■ **What this task involves**:
Every record that follows should be printed verbatim.

------ Source material

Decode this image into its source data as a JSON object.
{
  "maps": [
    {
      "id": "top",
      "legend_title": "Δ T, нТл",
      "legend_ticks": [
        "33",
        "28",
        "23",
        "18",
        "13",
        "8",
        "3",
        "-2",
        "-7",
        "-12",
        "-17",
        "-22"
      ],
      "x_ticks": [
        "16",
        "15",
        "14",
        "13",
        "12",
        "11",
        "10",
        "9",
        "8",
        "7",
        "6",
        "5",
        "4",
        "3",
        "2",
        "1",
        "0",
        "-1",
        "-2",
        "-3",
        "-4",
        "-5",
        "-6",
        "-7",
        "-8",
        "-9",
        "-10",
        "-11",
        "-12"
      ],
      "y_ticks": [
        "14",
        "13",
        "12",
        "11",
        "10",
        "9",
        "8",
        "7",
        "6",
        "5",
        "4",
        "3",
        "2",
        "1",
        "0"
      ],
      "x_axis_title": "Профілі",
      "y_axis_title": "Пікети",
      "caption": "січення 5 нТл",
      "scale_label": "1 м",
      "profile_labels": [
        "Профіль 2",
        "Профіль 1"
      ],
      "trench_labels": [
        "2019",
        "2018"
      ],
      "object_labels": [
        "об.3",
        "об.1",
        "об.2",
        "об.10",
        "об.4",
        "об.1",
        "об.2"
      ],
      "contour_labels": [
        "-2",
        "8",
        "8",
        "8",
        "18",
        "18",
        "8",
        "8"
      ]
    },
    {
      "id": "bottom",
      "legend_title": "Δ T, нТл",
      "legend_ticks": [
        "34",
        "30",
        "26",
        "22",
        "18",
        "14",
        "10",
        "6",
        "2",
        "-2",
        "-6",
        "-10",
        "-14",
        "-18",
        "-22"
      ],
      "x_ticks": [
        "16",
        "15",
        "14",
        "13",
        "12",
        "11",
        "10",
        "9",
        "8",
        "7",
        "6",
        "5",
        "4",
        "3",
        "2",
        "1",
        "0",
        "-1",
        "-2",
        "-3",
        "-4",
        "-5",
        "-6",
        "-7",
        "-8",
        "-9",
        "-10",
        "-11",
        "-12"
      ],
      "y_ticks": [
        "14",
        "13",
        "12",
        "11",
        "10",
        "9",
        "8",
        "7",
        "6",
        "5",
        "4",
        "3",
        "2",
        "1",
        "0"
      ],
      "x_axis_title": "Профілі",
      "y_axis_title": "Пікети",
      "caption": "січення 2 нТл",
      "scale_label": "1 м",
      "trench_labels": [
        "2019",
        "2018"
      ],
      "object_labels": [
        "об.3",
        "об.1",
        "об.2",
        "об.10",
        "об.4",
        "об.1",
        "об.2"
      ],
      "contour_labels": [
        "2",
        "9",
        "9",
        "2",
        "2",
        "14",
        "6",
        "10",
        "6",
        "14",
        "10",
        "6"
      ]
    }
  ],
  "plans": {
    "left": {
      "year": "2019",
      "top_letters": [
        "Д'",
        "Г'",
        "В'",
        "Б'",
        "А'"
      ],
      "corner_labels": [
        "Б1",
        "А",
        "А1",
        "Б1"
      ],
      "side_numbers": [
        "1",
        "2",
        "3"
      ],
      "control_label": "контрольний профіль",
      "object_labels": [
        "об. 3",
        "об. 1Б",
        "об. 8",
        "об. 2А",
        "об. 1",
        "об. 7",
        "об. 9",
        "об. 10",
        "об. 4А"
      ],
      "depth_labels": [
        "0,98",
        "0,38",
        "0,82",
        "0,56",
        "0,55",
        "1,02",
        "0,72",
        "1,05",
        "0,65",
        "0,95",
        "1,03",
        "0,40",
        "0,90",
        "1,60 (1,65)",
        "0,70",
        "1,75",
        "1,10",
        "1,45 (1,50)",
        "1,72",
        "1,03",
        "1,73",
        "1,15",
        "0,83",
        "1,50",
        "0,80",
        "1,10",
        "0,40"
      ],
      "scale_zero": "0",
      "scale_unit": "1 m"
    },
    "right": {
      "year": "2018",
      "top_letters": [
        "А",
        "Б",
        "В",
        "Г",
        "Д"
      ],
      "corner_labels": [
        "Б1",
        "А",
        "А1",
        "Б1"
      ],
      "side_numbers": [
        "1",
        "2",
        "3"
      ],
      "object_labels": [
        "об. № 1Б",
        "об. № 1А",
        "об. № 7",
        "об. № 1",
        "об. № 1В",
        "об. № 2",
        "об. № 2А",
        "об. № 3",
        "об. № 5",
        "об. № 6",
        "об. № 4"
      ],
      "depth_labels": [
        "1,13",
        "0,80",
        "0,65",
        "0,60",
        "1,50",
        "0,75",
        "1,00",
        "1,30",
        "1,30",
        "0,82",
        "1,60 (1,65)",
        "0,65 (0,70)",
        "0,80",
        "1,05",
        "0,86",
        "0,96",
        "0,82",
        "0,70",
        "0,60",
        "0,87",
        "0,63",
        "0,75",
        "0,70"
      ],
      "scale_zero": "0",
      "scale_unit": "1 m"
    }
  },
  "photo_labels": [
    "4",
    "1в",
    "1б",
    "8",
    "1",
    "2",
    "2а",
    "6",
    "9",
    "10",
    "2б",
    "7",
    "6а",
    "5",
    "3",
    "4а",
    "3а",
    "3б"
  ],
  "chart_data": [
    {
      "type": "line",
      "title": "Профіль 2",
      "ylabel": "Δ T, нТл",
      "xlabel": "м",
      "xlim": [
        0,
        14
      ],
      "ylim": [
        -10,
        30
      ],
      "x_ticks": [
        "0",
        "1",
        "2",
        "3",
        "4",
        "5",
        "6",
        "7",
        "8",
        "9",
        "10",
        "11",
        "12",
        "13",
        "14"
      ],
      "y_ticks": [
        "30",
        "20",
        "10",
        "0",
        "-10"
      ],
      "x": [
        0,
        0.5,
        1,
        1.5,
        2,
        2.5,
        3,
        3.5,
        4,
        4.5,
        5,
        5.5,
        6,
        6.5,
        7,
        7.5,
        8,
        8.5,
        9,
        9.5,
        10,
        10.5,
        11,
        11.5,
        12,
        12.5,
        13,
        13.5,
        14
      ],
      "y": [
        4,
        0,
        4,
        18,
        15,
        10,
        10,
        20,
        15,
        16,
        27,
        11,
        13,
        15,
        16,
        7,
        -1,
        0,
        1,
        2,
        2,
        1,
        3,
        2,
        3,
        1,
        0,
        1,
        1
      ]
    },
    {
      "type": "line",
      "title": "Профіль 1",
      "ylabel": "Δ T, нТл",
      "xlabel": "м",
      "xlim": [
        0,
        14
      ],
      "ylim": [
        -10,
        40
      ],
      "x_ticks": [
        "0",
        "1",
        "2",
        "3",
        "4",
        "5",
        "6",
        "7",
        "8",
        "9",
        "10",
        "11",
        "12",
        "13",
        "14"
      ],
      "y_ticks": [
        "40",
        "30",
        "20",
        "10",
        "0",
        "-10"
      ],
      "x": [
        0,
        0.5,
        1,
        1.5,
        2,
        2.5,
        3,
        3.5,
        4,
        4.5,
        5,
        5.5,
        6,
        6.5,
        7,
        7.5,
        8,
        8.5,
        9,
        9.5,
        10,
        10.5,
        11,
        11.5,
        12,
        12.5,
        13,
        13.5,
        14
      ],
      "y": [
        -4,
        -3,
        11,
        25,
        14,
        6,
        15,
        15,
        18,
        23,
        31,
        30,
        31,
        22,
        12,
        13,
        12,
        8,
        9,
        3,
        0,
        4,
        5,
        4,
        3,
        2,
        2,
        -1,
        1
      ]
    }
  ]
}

------------

■ **Reply**:
Decode this image into its source data as a JSON object.
{
  "maps": [
    {
      "id": "top",
      "legend_title": "Δ T, нТл",
      "legend_ticks": [
        "33",
        "28",
        "23",
        "18",
        "13",
        "8",
        "3",
        "-2",
        "-7",
        "-12",
        "-17",
        "-22"
      ],
      "x_ticks": [
        "16",
        "15",
        "14",
        "13",
        "12",
        "11",
        "10",
        "9",
        "8",
        "7",
        "6",
        "5",
        "4",
        "3",
        "2",
        "1",
        "0",
        "-1",
        "-2",
        "-3",
        "-4",
        "-5",
        "-6",
        "-7",
        "-8",
        "-9",
        "-10",
        "-11",
        "-12"
      ],
      "y_ticks": [
        "14",
        "13",
        "12",
        "11",
        "10",
        "9",
        "8",
        "7",
        "6",
        "5",
        "4",
        "3",
        "2",
        "1",
        "0"
      ],
      "x_axis_title": "Профілі",
      "y_axis_title": "Пікети",
      "caption": "січення 5 нТл",
      "scale_label": "1 м",
      "profile_labels": [
        "Профіль 2",
        "Профіль 1"
      ],
      "trench_labels": [
        "2019",
        "2018"
      ],
      "object_labels": [
        "об.3",
        "об.1",
        "об.2",
        "об.10",
        "об.4",
        "об.1",
        "об.2"
      ],
      "contour_labels": [
        "-2",
        "8",
        "8",
        "8",
        "18",
        "18",
        "8",
        "8"
      ]
    },
    {
      "id": "bottom",
      "legend_title": "Δ T, нТл",
      "legend_ticks": [
        "34",
        "30",
        "26",
        "22",
        "18",
        "14",
        "10",
        "6",
        "2",
        "-2",
        "-6",
        "-10",
        "-14",
        "-18",
        "-22"
      ],
      "x_ticks": [
        "16",
        "15",
        "14",
        "13",
        "12",
        "11",
        "10",
        "9",
        "8",
        "7",
        "6",
        "5",
        "4",
        "3",
        "2",
        "1",
        "0",
        "-1",
        "-2",
        "-3",
        "-4",
        "-5",
        "-6",
        "-7",
        "-8",
        "-9",
        "-10",
        "-11",
        "-12"
      ],
      "y_ticks": [
        "14",
        "13",
        "12",
        "11",
        "10",
        "9",
        "8",
        "7",
        "6",
        "5",
        "4",
        "3",
        "2",
        "1",
        "0"
      ],
      "x_axis_title": "Профілі",
      "y_axis_title": "Пікети",
      "caption": "січення 2 нТл",
      "scale_label": "1 м",
      "trench_labels": [
        "2019",
        "2018"
      ],
      "object_labels": [
        "об.3",
        "об.1",
        "об.2",
        "об.10",
        "об.4",
        "об.1",
        "об.2"
      ],
      "contour_labels": [
        "2",
        "9",
        "9",
        "2",
        "2",
        "14",
        "6",
        "10",
        "6",
        "14",
        "10",
        "6"
      ]
    }
  ],
  "plans": {
    "left": {
      "year": "2019",
      "top_letters": [
        "Д'",
        "Г'",
        "В'",
        "Б'",
        "А'"
      ],
      "corner_labels": [
        "Б1",
        "А",
        "А1",
        "Б1"
      ],
      "side_numbers": [
        "1",
        "2",
        "3"
      ],
      "control_label": "контрольний профіль",
      "object_labels": [
        "об. 3",
        "об. 1Б",
        "об. 8",
        "об. 2А",
        "об. 1",
        "об. 7",
        "об. 9",
        "об. 10",
        "об. 4А"
      ],
      "depth_labels": [
        "0,98",
        "0,38",
        "0,82",
        "0,56",
        "0,55",
        "1,02",
        "0,72",
        "1,05",
        "0,65",
        "0,95",
        "1,03",
        "0,40",
        "0,90",
        "1,60 (1,65)",
        "0,70",
        "1,75",
        "1,10",
        "1,45 (1,50)",
        "1,72",
        "1,03",
        "1,73",
        "1,15",
        "0,83",
        "1,50",
        "0,80",
        "1,10",
        "0,40"
      ],
      "scale_zero": "0",
      "scale_unit": "1 m"
    },
    "right": {
      "year": "2018",
      "top_letters": [
        "А",
        "Б",
        "В",
        "Г",
        "Д"
      ],
      "corner_labels": [
        "Б1",
        "А",
        "А1",
        "Б1"
      ],
      "side_numbers": [
        "1",
        "2",
        "3"
      ],
      "object_labels": [
        "об. № 1Б",
        "об. № 1А",
        "об. № 7",
        "об. № 1",
        "об. № 1В",
        "об. № 2",
        "об. № 2А",
        "об. № 3",
        "об. № 5",
        "об. № 6",
        "об. № 4"
      ],
      "depth_labels": [
        "1,13",
        "0,80",
        "0,65",
        "0,60",
        "1,50",
        "0,75",
        "1,00",
        "1,30",
        "1,30",
        "0,82",
        "1,60 (1,65)",
        "0,65 (0,70)",
        "0,80",
        "1,05",
        "0,86",
        "0,96",
        "0,82",
        "0,70",
        "0,60",
        "0,87",
        "0,63",
        "0,75",
        "0,70"
      ],
      "scale_zero": "0",
      "scale_unit": "1 m"
    }
  },
  "photo_labels": [
    "4",
    "1в",
    "1б",
    "8",
    "1",
    "2",
    "2а",
    "6",
    "9",
    "10",
    "2б",
    "7",
    "6а",
    "5",
    "3",
    "4а",
    "3а",
    "3б"
  ],
  "chart_data": [
    {
      "type": "line",
      "title": "Профіль 2",
      "ylabel": "Δ T, нТл",
      "xlabel": "м",
      "xlim": [
        0,
        14
      ],
      "ylim": [
        -10,
        30
      ],
      "x_ticks": [
        "0",
        "1",
        "2",
        "3",
        "4",
        "5",
        "6",
        "7",
        "8",
        "9",
        "10",
        "11",
        "12",
        "13",
        "14"
      ],
      "y_ticks": [
        "30",
        "20",
        "10",
        "0",
        "-10"
      ],
      "x": [
        0,
        0.5,
        1,
        1.5,
        2,
        2.5,
        3,
        3.5,
        4,
        4.5,
        5,
        5.5,
        6,
        6.5,
        7,
        7.5,
        8,
        8.5,
        9,
        9.5,
        10,
        10.5,
        11,
        11.5,
        12,
        12.5,
        13,
        13.5,
        14
      ],
      "y": [
        4,
        0,
        4,
        18,
        15,
        10,
        10,
        20,
        15,
        16,
        27,
        11,
        13,
        15,
        16,
        7,
        -1,
        0,
        1,
        2,
        2,
        1,
        3,
        2,
        3,
        1,
        0,
        1,
        1
      ]
    },
    {
      "type": "line",
      "title": "Профіль 1",
      "ylabel": "Δ T, нТл",
      "xlabel": "м",
      "xlim": [
        0,
        14
      ],
      "ylim": [
        -10,
        40
      ],
      "x_ticks": [
        "0",
        "1",
        "2",
        "3",
        "4",
        "5",
        "6",
        "7",
        "8",
        "9",
        "10",
        "11",
        "12",
        "13",
        "14"
      ],
      "y_ticks": [
        "40",
        "30",
        "20",
        "10",
        "0",
        "-10"
      ],
      "x": [
        0,
        0.5,
        1,
        1.5,
        2,
        2.5,
        3,
        3.5,
        4,
        4.5,
        5,
        5.5,
        6,
        6.5,
        7,
        7.5,
        8,
        8.5,
        9,
        9.5,
        10,
        10.5,
        11,
        11.5,
        12,
        12.5,
        13,
        13.5,
        14
      ],
      "y": [
        -4,
        -3,
        11,
        25,
        14,
        6,
        15,
        15,
        18,
        23,
        31,
        30,
        31,
        22,
        12,
        13,
        12,
        8,
        9,
        3,
        0,
        4,
        5,
        4,
        3,
        2,
        2,
        -1,
        1
      ]
    }
  ]
}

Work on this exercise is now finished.